» **EXERCISE TASK**
Provide an exact transcription of all the records.

» **EXERCISE MATERIAL**
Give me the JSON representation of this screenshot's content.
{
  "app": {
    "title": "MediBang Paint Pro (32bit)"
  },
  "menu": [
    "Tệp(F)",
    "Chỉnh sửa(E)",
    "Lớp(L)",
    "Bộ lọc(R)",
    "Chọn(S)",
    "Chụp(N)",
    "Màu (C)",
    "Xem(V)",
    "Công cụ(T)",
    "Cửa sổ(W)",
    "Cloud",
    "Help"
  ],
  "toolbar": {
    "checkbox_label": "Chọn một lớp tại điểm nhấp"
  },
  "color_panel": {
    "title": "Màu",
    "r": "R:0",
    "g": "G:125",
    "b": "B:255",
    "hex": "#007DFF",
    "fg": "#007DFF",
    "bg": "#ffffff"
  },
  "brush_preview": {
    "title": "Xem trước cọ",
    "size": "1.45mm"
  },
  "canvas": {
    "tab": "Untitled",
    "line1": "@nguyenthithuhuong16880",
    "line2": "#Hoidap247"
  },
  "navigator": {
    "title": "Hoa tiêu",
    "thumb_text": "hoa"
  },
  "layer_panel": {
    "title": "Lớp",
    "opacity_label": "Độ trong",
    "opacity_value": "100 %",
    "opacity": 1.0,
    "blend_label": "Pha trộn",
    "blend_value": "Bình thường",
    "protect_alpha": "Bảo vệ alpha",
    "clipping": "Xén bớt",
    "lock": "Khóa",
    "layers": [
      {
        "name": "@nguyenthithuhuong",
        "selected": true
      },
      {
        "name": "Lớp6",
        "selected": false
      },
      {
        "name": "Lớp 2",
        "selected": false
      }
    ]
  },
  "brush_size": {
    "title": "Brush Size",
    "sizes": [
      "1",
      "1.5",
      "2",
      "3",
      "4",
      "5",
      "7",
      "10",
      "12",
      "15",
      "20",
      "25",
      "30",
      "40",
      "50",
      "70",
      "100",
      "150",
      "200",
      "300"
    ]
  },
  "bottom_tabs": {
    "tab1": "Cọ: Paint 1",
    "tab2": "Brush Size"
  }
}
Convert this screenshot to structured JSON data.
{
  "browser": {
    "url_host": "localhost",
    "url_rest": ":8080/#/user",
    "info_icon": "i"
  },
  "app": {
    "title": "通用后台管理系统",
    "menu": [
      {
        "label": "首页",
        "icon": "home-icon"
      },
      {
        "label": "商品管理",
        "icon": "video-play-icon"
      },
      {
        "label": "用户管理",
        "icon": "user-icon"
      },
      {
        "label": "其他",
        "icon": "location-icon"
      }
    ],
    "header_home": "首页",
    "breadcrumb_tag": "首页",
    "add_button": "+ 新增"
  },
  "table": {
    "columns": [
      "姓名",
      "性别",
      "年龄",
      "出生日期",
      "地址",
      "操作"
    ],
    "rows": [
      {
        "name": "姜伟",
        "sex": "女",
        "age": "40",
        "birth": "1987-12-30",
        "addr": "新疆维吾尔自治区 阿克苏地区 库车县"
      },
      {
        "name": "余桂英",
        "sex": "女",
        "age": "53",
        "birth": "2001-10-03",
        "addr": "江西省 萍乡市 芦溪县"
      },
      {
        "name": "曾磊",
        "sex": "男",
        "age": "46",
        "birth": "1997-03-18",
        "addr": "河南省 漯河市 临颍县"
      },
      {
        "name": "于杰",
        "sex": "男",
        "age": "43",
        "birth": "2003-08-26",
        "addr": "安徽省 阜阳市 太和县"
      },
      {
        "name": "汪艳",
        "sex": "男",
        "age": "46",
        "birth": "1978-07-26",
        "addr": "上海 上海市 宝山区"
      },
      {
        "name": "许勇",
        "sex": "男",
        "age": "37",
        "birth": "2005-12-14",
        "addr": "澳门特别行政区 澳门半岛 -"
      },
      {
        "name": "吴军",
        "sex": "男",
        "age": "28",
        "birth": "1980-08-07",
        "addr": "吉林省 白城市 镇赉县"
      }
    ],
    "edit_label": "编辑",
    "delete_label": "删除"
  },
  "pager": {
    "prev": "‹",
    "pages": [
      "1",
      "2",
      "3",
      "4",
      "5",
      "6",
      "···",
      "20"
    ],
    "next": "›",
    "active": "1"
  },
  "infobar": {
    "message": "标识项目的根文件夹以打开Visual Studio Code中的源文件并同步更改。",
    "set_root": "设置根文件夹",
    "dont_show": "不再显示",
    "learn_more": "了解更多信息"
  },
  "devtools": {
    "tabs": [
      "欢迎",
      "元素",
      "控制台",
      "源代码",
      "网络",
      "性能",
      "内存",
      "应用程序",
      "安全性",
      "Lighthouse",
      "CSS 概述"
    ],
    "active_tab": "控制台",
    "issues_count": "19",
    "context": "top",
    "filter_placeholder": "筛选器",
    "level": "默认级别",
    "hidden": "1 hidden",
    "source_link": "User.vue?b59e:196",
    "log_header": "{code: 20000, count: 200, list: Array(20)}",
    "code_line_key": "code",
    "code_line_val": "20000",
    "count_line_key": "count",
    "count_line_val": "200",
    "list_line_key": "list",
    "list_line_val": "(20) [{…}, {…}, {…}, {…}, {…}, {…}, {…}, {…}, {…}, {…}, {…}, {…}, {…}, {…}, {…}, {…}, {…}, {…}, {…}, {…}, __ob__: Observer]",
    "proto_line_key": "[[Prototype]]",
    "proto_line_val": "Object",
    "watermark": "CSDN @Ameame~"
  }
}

» **COMPLETE OUTPUT**
Give me the JSON representation of this screenshot's content.
{
  "app": {
    "title": "MediBang Paint Pro (32bit)"
  },
  "menu": [
    "Tệp(F)",
    "Chỉnh sửa(E)",
    "Lớp(L)",
    "Bộ lọc(R)",
    "Chọn(S)",
    "Chụp(N)",
    "Màu (C)",
    "Xem(V)",
    "Công cụ(T)",
    "Cửa sổ(W)",
    "Cloud",
    "Help"
  ],
  "toolbar": {
    "checkbox_label": "Chọn một lớp tại điểm nhấp"
  },
  "color_panel": {
    "title": "Màu",
    "r": "R:0",
    "g": "G:125",
    "b": "B:255",
    "hex": "#007DFF",
    "fg": "#007DFF",
    "bg": "#ffffff"
  },
  "brush_preview": {
    "title": "Xem trước cọ",
    "size": "1.45mm"
  },
  "canvas": {
    "tab": "Untitled",
    "line1": "@nguyenthithuhuong16880",
    "line2": "#Hoidap247"
  },
  "navigator": {
    "title": "Hoa tiêu",
    "thumb_text": "hoa"
  },
  "layer_panel": {
    "title": "Lớp",
    "opacity_label": "Độ trong",
    "opacity_value": "100 %",
    "opacity": 1.0,
    "blend_label": "Pha trộn",
    "blend_value": "Bình thường",
    "protect_alpha": "Bảo vệ alpha",
    "clipping": "Xén bớt",
    "lock": "Khóa",
    "layers": [
      {
        "name": "@nguyenthithuhuong",
        "selected": true
      },
      {
        "name": "Lớp6",
        "selected": false
      },
      {
        "name": "Lớp 2",
        "selected": false
      }
    ]
  },
  "brush_size": {
    "title": "Brush Size",
    "sizes": [
      "1",
      "1.5",
      "2",
      "3",
      "4",
      "5",
      "7",
      "10",
      "12",
      "15",
      "20",
      "25",
      "30",
      "40",
      "50",
      "70",
      "100",
      "150",
      "200",
      "300"
    ]
  },
  "bottom_tabs": {
    "tab1": "Cọ: Paint 1",
    "tab2": "Brush Size"
  }
}
Convert this screenshot to structured JSON data.
{
  "browser": {
    "url_host": "localhost",
    "url_rest": ":8080/#/user",
    "info_icon": "i"
  },
  "app": {
    "title": "通用后台管理系统",
    "menu": [
      {
        "label": "首页",
        "icon": "home-icon"
      },
      {
        "label": "商品管理",
        "icon": "video-play-icon"
      },
      {
        "label": "用户管理",
        "icon": "user-icon"
      },
      {
        "label": "其他",
        "icon": "location-icon"
      }
    ],
    "header_home": "首页",
    "breadcrumb_tag": "首页",
    "add_button": "+ 新增"
  },
  "table": {
    "columns": [
      "姓名",
      "性别",
      "年龄",
      "出生日期",
      "地址",
      "操作"
    ],
    "rows": [
      {
        "name": "姜伟",
        "sex": "女",
        "age": "40",
        "birth": "1987-12-30",
        "addr": "新疆维吾尔自治区 阿克苏地区 库车县"
      },
      {
        "name": "余桂英",
        "sex": "女",
        "age": "53",
        "birth": "2001-10-03",
        "addr": "江西省 萍乡市 芦溪县"
      },
      {
        "name": "曾磊",
        "sex": "男",
        "age": "46",
        "birth": "1997-03-18",
        "addr": "河南省 漯河市 临颍县"
      },
      {
        "name": "于杰",
        "sex": "男",
        "age": "43",
        "birth": "2003-08-26",
        "addr": "安徽省 阜阳市 太和县"
      },
      {
        "name": "汪艳",
        "sex": "男",
        "age": "46",
        "birth": "1978-07-26",
        "addr": "上海 上海市 宝山区"
      },
      {
        "name": "许勇",
        "sex": "男",
        "age": "37",
        "birth": "2005-12-14",
        "addr": "澳门特别行政区 澳门半岛 -"
      },
      {
        "name": "吴军",
        "sex": "男",
        "age": "28",
        "birth": "1980-08-07",
        "addr": "吉林省 白城市 镇赉县"
      }
    ],
    "edit_label": "编辑",
    "delete_label": "删除"
  },
  "pager": {
    "prev": "‹",
    "pages": [
      "1",
      "2",
      "3",
      "4",
      "5",
      "6",
      "···",
      "20"
    ],
    "next": "›",
    "active": "1"
  },
  "infobar": {
    "message": "标识项目的根文件夹以打开Visual Studio Code中的源文件并同步更改。",
    "set_root": "设置根文件夹",
    "dont_show": "不再显示",
    "learn_more": "了解更多信息"
  },
  "devtools": {
    "tabs": [
      "欢迎",
      "元素",
      "控制台",
      "源代码",
      "网络",
      "性能",
      "内存",
      "应用程序",
      "安全性",
      "Lighthouse",
      "CSS 概述"
    ],
    "active_tab": "控制台",
    "issues_count": "19",
    "context": "top",
    "filter_placeholder": "筛选器",
    "level": "默认级别",
    "hidden": "1 hidden",
    "source_link": "User.vue?b59e:196",
    "log_header": "{code: 20000, count: 200, list: Array(20)}",
    "code_line_key": "code",
    "code_line_val": "20000",
    "count_line_key": "count",
    "count_line_val": "200",
    "list_line_key": "list",
    "list_line_val": "(20) [{…}, {…}, {…}, {…}, {…}, {…}, {…}, {…}, {…}, {…}, {…}, {…}, {…}, {…}, {…}, {…}, {…}, {…}, {…}, {…}, __ob__: Observer]",
    "proto_line_key": "[[Prototype]]",
    "proto_line_val": "Object",
    "watermark": "CSDN @Ameame~"
  }
}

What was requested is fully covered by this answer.